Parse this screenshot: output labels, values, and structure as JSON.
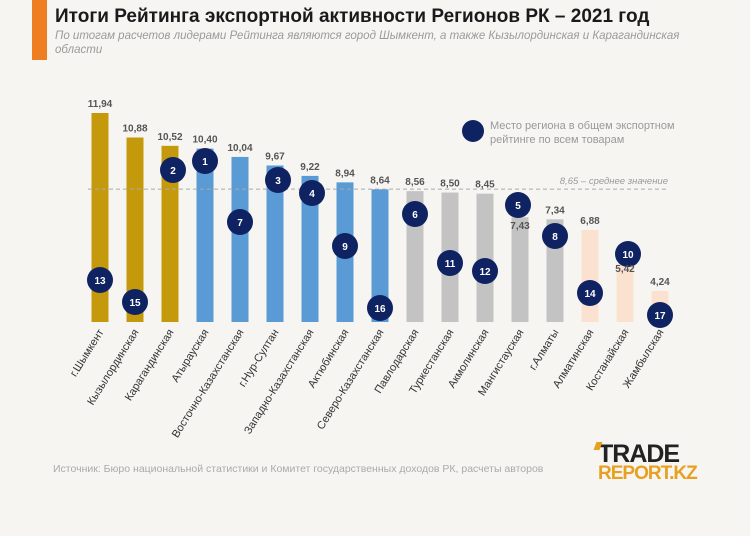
{
  "title": "Итоги Рейтинга экспортной активности Регионов РК – 2021 год",
  "subtitle": "По итогам расчетов лидерами Рейтинга являются город Шымкент, а также Кызылординская и Карагандинская области",
  "source": "Источник: Бюро национальной статистики и Комитет государственных доходов РК, расчеты авторов",
  "logo": {
    "line1": "TRADE",
    "line2": "REPORT.KZ"
  },
  "chart_data": {
    "type": "bar",
    "categories": [
      "г.Шымкент",
      "Кызылординская",
      "Карагандинская",
      "Атырауская",
      "Восточно-Казахстанская",
      "г.Нур-Султан",
      "Западно-Казахстанская",
      "Актюбинская",
      "Северо-Казахстанская",
      "Павлодарская",
      "Туркестанская",
      "Акмолинская",
      "Мангистауская",
      "г.Алматы",
      "Алматинская",
      "Костанайская",
      "Жамбылская"
    ],
    "values": [
      11.94,
      10.88,
      10.52,
      10.4,
      10.04,
      9.67,
      9.22,
      8.94,
      8.64,
      8.56,
      8.5,
      8.45,
      7.43,
      7.34,
      6.88,
      5.42,
      4.24
    ],
    "value_labels": [
      "11,94",
      "10,88",
      "10,52",
      "10,40",
      "10,04",
      "9,67",
      "9,22",
      "8,94",
      "8,64",
      "8,56",
      "8,50",
      "8,45",
      "7,43",
      "7,34",
      "6,88",
      "5,42",
      "4,24"
    ],
    "groups": [
      "gold",
      "gold",
      "gold",
      "blue",
      "blue",
      "blue",
      "blue",
      "blue",
      "blue",
      "gray",
      "gray",
      "gray",
      "gray",
      "gray",
      "peach",
      "peach",
      "peach"
    ],
    "colors": {
      "gold": "#c49a0c",
      "blue": "#5b9bd5",
      "gray": "#c3c3c3",
      "peach": "#fbe2d0",
      "marker": "#0f2362"
    },
    "export_rank": [
      13,
      15,
      2,
      1,
      7,
      3,
      4,
      9,
      16,
      6,
      11,
      12,
      5,
      8,
      14,
      10,
      17
    ],
    "average": {
      "value": 8.65,
      "label": "8,65 – среднее значение"
    },
    "legend": {
      "label": "Место региона в  общем экспортном рейтинге по всем товарам",
      "line1": "Место региона в  общем экспортном",
      "line2": "рейтинге по всем товарам",
      "placement": "top-right"
    },
    "ylim": [
      2.9,
      12.5
    ],
    "grid": false
  }
}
··········
Make an exact copy of the data, leaving its pictures out.

## TASK SOLUTION
Parse this screenshot: output labels, values, and structure as JSON.
{
  "title": "Итоги Рейтинга экспортной активности Регионов РК – 2021 год",
  "subtitle": "По итогам расчетов лидерами Рейтинга являются город Шымкент, а также Кызылординская и Карагандинская области",
  "source": "Источник: Бюро национальной статистики и Комитет государственных доходов РК, расчеты авторов",
  "logo": {
    "line1": "TRADE",
    "line2": "REPORT.KZ"
  },
  "chart_data": {
    "type": "bar",
    "categories": [
      "г.Шымкент",
      "Кызылординская",
      "Карагандинская",
      "Атырауская",
      "Восточно-Казахстанская",
      "г.Нур-Султан",
      "Западно-Казахстанская",
      "Актюбинская",
      "Северо-Казахстанская",
      "Павлодарская",
      "Туркестанская",
      "Акмолинская",
      "Мангистауская",
      "г.Алматы",
      "Алматинская",
      "Костанайская",
      "Жамбылская"
    ],
    "values": [
      11.94,
      10.88,
      10.52,
      10.4,
      10.04,
      9.67,
      9.22,
      8.94,
      8.64,
      8.56,
      8.5,
      8.45,
      7.43,
      7.34,
      6.88,
      5.42,
      4.24
    ],
    "value_labels": [
      "11,94",
      "10,88",
      "10,52",
      "10,40",
      "10,04",
      "9,67",
      "9,22",
      "8,94",
      "8,64",
      "8,56",
      "8,50",
      "8,45",
      "7,43",
      "7,34",
      "6,88",
      "5,42",
      "4,24"
    ],
    "groups": [
      "gold",
      "gold",
      "gold",
      "blue",
      "blue",
      "blue",
      "blue",
      "blue",
      "blue",
      "gray",
      "gray",
      "gray",
      "gray",
      "gray",
      "peach",
      "peach",
      "peach"
    ],
    "colors": {
      "gold": "#c49a0c",
      "blue": "#5b9bd5",
      "gray": "#c3c3c3",
      "peach": "#fbe2d0",
      "marker": "#0f2362"
    },
    "export_rank": [
      13,
      15,
      2,
      1,
      7,
      3,
      4,
      9,
      16,
      6,
      11,
      12,
      5,
      8,
      14,
      10,
      17
    ],
    "average": {
      "value": 8.65,
      "label": "8,65 – среднее значение"
    },
    "legend": {
      "label": "Место региона в  общем экспортном рейтинге по всем товарам",
      "line1": "Место региона в  общем экспортном",
      "line2": "рейтинге по всем товарам",
      "placement": "top-right"
    },
    "ylim": [
      2.9,
      12.5
    ],
    "grid": false
  }
}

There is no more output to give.